-- start --

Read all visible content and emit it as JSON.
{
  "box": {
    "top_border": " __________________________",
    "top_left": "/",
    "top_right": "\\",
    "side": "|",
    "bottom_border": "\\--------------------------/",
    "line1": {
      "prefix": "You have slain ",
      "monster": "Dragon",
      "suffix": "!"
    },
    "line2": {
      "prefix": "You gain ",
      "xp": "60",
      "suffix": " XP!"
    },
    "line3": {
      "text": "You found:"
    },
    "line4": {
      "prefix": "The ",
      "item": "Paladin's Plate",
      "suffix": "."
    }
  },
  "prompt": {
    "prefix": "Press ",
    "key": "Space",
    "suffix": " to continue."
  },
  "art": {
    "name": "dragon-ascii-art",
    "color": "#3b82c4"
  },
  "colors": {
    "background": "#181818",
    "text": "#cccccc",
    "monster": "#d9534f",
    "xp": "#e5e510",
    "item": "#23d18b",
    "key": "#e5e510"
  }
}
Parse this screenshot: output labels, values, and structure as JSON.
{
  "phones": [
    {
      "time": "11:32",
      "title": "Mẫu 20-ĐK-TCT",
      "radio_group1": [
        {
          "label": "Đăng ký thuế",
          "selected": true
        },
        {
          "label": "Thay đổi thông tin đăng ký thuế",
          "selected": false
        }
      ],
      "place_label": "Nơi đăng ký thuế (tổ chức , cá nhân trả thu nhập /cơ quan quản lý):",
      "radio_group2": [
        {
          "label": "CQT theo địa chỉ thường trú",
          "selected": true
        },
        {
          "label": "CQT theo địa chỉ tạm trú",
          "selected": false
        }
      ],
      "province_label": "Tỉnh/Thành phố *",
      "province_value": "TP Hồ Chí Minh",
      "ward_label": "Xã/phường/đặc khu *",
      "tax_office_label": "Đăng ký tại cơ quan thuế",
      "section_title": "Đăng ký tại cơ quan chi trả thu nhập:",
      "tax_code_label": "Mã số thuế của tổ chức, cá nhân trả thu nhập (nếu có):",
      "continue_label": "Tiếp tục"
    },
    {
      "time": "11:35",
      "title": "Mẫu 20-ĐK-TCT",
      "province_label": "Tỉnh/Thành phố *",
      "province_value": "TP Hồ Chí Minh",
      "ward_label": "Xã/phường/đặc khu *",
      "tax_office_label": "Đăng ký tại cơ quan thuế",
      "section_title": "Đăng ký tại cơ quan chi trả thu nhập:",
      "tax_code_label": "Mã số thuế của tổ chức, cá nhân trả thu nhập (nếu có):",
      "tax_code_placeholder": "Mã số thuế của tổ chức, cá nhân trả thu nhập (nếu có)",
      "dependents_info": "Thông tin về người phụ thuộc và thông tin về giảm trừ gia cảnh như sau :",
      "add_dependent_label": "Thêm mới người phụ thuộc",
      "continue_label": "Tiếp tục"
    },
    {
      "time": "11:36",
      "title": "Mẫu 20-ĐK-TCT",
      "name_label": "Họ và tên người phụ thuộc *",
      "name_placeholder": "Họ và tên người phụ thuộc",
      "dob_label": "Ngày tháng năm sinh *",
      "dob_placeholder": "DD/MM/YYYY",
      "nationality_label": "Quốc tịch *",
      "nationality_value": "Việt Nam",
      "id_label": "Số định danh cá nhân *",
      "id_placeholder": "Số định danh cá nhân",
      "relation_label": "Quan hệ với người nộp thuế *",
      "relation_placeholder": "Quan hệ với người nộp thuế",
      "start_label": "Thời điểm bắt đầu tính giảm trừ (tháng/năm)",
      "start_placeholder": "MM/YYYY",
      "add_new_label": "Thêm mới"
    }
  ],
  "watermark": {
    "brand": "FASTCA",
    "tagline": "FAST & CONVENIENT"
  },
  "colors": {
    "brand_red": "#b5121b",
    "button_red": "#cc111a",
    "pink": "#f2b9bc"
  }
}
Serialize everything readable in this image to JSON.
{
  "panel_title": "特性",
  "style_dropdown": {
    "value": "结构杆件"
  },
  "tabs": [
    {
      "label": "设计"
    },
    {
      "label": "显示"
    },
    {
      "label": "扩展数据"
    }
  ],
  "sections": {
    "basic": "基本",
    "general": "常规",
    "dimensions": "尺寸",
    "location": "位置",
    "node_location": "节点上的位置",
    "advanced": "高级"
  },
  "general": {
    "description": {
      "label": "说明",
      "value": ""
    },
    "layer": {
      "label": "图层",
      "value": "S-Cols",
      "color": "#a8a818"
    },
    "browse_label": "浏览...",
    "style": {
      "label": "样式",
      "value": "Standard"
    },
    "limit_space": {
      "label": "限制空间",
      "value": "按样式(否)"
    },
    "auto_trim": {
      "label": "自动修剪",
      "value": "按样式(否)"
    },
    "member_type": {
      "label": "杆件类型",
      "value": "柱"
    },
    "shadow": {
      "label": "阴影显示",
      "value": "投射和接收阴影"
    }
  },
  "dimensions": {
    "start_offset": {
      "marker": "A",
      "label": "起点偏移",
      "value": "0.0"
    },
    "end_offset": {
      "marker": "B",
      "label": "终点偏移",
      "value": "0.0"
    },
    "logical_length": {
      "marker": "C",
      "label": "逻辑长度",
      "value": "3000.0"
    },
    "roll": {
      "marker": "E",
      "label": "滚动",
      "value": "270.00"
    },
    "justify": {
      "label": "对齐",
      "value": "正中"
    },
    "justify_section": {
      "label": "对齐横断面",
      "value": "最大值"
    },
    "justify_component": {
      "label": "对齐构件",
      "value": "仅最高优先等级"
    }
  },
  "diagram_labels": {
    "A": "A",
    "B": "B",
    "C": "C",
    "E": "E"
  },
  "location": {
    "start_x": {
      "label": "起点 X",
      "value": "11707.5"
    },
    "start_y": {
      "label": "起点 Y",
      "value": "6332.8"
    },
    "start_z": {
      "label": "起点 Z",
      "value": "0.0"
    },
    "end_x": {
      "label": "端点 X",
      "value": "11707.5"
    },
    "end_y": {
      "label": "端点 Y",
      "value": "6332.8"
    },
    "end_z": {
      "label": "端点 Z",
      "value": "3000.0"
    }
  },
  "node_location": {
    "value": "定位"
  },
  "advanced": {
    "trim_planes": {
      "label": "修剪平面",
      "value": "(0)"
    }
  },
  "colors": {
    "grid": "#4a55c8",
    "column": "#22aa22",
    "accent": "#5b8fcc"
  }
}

-- end --

_Problem to solve_
Extract every entry in the listing word for word.

_Written response_
Read all visible content and emit it as JSON.
{
  "box": {
    "top_border": " __________________________",
    "top_left": "/",
    "top_right": "\\",
    "side": "|",
    "bottom_border": "\\--------------------------/",
    "line1": {
      "prefix": "You have slain ",
      "monster": "Dragon",
      "suffix": "!"
    },
    "line2": {
      "prefix": "You gain ",
      "xp": "60",
      "suffix": " XP!"
    },
    "line3": {
      "text": "You found:"
    },
    "line4": {
      "prefix": "The ",
      "item": "Paladin's Plate",
      "suffix": "."
    }
  },
  "prompt": {
    "prefix": "Press ",
    "key": "Space",
    "suffix": " to continue."
  },
  "art": {
    "name": "dragon-ascii-art",
    "color": "#3b82c4"
  },
  "colors": {
    "background": "#181818",
    "text": "#cccccc",
    "monster": "#d9534f",
    "xp": "#e5e510",
    "item": "#23d18b",
    "key": "#e5e510"
  }
}
Parse this screenshot: output labels, values, and structure as JSON.
{
  "phones": [
    {
      "time": "11:32",
      "title": "Mẫu 20-ĐK-TCT",
      "radio_group1": [
        {
          "label": "Đăng ký thuế",
          "selected": true
        },
        {
          "label": "Thay đổi thông tin đăng ký thuế",
          "selected": false
        }
      ],
      "place_label": "Nơi đăng ký thuế (tổ chức , cá nhân trả thu nhập /cơ quan quản lý):",
      "radio_group2": [
        {
          "label": "CQT theo địa chỉ thường trú",
          "selected": true
        },
        {
          "label": "CQT theo địa chỉ tạm trú",
          "selected": false
        }
      ],
      "province_label": "Tỉnh/Thành phố *",
      "province_value": "TP Hồ Chí Minh",
      "ward_label": "Xã/phường/đặc khu *",
      "tax_office_label": "Đăng ký tại cơ quan thuế",
      "section_title": "Đăng ký tại cơ quan chi trả thu nhập:",
      "tax_code_label": "Mã số thuế của tổ chức, cá nhân trả thu nhập (nếu có):",
      "continue_label": "Tiếp tục"
    },
    {
      "time": "11:35",
      "title": "Mẫu 20-ĐK-TCT",
      "province_label": "Tỉnh/Thành phố *",
      "province_value": "TP Hồ Chí Minh",
      "ward_label": "Xã/phường/đặc khu *",
      "tax_office_label": "Đăng ký tại cơ quan thuế",
      "section_title": "Đăng ký tại cơ quan chi trả thu nhập:",
      "tax_code_label": "Mã số thuế của tổ chức, cá nhân trả thu nhập (nếu có):",
      "tax_code_placeholder": "Mã số thuế của tổ chức, cá nhân trả thu nhập (nếu có)",
      "dependents_info": "Thông tin về người phụ thuộc và thông tin về giảm trừ gia cảnh như sau :",
      "add_dependent_label": "Thêm mới người phụ thuộc",
      "continue_label": "Tiếp tục"
    },
    {
      "time": "11:36",
      "title": "Mẫu 20-ĐK-TCT",
      "name_label": "Họ và tên người phụ thuộc *",
      "name_placeholder": "Họ và tên người phụ thuộc",
      "dob_label": "Ngày tháng năm sinh *",
      "dob_placeholder": "DD/MM/YYYY",
      "nationality_label": "Quốc tịch *",
      "nationality_value": "Việt Nam",
      "id_label": "Số định danh cá nhân *",
      "id_placeholder": "Số định danh cá nhân",
      "relation_label": "Quan hệ với người nộp thuế *",
      "relation_placeholder": "Quan hệ với người nộp thuế",
      "start_label": "Thời điểm bắt đầu tính giảm trừ (tháng/năm)",
      "start_placeholder": "MM/YYYY",
      "add_new_label": "Thêm mới"
    }
  ],
  "watermark": {
    "brand": "FASTCA",
    "tagline": "FAST & CONVENIENT"
  },
  "colors": {
    "brand_red": "#b5121b",
    "button_red": "#cc111a",
    "pink": "#f2b9bc"
  }
}
Serialize everything readable in this image to JSON.
{
  "panel_title": "特性",
  "style_dropdown": {
    "value": "结构杆件"
  },
  "tabs": [
    {
      "label": "设计"
    },
    {
      "label": "显示"
    },
    {
      "label": "扩展数据"
    }
  ],
  "sections": {
    "basic": "基本",
    "general": "常规",
    "dimensions": "尺寸",
    "location": "位置",
    "node_location": "节点上的位置",
    "advanced": "高级"
  },
  "general": {
    "description": {
      "label": "说明",
      "value": ""
    },
    "layer": {
      "label": "图层",
      "value": "S-Cols",
      "color": "#a8a818"
    },
    "browse_label": "浏览...",
    "style": {
      "label": "样式",
      "value": "Standard"
    },
    "limit_space": {
      "label": "限制空间",
      "value": "按样式(否)"
    },
    "auto_trim": {
      "label": "自动修剪",
      "value": "按样式(否)"
    },
    "member_type": {
      "label": "杆件类型",
      "value": "柱"
    },
    "shadow": {
      "label": "阴影显示",
      "value": "投射和接收阴影"
    }
  },
  "dimensions": {
    "start_offset": {
      "marker": "A",
      "label": "起点偏移",
      "value": "0.0"
    },
    "end_offset": {
      "marker": "B",
      "label": "终点偏移",
      "value": "0.0"
    },
    "logical_length": {
      "marker": "C",
      "label": "逻辑长度",
      "value": "3000.0"
    },
    "roll": {
      "marker": "E",
      "label": "滚动",
      "value": "270.00"
    },
    "justify": {
      "label": "对齐",
      "value": "正中"
    },
    "justify_section": {
      "label": "对齐横断面",
      "value": "最大值"
    },
    "justify_component": {
      "label": "对齐构件",
      "value": "仅最高优先等级"
    }
  },
  "diagram_labels": {
    "A": "A",
    "B": "B",
    "C": "C",
    "E": "E"
  },
  "location": {
    "start_x": {
      "label": "起点 X",
      "value": "11707.5"
    },
    "start_y": {
      "label": "起点 Y",
      "value": "6332.8"
    },
    "start_z": {
      "label": "起点 Z",
      "value": "0.0"
    },
    "end_x": {
      "label": "端点 X",
      "value": "11707.5"
    },
    "end_y": {
      "label": "端点 Y",
      "value": "6332.8"
    },
    "end_z": {
      "label": "端点 Z",
      "value": "3000.0"
    }
  },
  "node_location": {
    "value": "定位"
  },
  "advanced": {
    "trim_planes": {
      "label": "修剪平面",
      "value": "(0)"
    }
  },
  "colors": {
    "grid": "#4a55c8",
    "column": "#22aa22",
    "accent": "#5b8fcc"
  }
}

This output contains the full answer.